What is needed = Pull out every line with the word "JSON" from the entries below.

Dataset =
:::::
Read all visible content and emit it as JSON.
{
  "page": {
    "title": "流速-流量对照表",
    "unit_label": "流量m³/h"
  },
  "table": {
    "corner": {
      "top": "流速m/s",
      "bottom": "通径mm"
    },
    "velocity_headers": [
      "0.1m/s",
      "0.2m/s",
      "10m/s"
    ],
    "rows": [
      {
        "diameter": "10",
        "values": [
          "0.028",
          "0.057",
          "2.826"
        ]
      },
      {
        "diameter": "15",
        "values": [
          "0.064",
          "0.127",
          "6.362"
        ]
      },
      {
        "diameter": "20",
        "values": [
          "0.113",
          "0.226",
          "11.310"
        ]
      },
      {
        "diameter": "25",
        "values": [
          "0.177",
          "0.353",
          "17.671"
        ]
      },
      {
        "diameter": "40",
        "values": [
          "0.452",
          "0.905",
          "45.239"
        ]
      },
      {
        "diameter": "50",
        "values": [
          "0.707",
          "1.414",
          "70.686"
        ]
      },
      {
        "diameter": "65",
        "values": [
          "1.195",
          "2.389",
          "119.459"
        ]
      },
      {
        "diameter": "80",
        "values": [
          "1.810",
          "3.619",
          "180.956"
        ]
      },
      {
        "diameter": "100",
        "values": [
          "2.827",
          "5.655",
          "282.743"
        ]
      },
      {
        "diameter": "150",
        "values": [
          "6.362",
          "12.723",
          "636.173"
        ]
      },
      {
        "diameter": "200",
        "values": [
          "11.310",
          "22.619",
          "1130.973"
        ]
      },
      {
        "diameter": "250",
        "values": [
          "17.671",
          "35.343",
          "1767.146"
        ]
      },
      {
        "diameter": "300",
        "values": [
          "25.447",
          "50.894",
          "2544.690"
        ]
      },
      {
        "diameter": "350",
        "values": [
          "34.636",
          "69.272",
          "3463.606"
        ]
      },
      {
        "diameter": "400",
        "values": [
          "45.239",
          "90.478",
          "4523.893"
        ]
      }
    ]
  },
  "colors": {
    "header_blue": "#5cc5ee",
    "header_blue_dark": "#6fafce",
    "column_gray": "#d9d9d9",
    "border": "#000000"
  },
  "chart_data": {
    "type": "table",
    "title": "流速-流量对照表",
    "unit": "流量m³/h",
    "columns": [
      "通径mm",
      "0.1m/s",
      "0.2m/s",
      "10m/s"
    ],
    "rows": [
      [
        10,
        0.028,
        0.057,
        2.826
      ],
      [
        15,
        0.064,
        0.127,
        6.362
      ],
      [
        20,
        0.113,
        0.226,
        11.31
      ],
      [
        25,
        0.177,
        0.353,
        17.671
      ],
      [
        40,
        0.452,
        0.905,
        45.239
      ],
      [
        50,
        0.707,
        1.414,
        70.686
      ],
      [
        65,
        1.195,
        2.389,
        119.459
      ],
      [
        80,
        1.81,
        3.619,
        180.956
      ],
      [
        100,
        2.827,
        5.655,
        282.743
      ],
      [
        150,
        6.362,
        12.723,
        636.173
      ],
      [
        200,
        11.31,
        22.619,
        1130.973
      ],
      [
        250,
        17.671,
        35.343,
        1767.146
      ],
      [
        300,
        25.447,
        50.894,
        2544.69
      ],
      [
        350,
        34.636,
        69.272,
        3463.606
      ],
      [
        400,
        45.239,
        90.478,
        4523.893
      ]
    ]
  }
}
:::::
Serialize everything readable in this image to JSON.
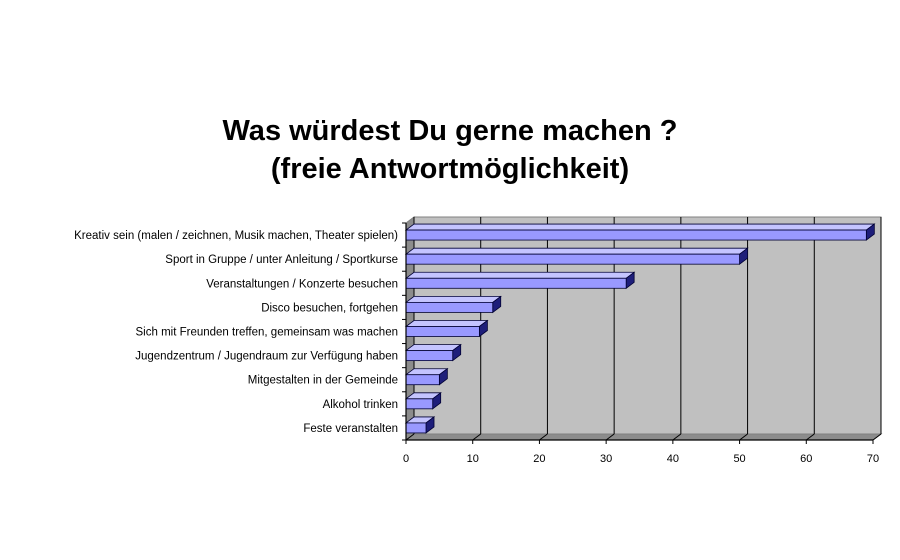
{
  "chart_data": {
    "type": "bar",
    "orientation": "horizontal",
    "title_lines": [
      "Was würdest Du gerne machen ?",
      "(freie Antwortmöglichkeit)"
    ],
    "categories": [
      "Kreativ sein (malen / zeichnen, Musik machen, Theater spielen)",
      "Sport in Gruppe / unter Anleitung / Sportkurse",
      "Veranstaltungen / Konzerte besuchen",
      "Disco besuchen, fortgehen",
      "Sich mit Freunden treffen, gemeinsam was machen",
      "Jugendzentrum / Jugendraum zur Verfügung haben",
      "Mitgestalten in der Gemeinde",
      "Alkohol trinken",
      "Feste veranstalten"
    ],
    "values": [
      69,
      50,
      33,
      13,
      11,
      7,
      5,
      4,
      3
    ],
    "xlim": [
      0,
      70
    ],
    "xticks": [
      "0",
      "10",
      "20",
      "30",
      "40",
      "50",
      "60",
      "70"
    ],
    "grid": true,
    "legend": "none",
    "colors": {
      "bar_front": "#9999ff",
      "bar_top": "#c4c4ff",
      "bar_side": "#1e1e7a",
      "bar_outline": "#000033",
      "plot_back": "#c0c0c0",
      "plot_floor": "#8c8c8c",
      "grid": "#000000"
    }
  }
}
:::::
Response below =
Read all visible content and emit it as JSON.
Serialize everything readable in this image to JSON.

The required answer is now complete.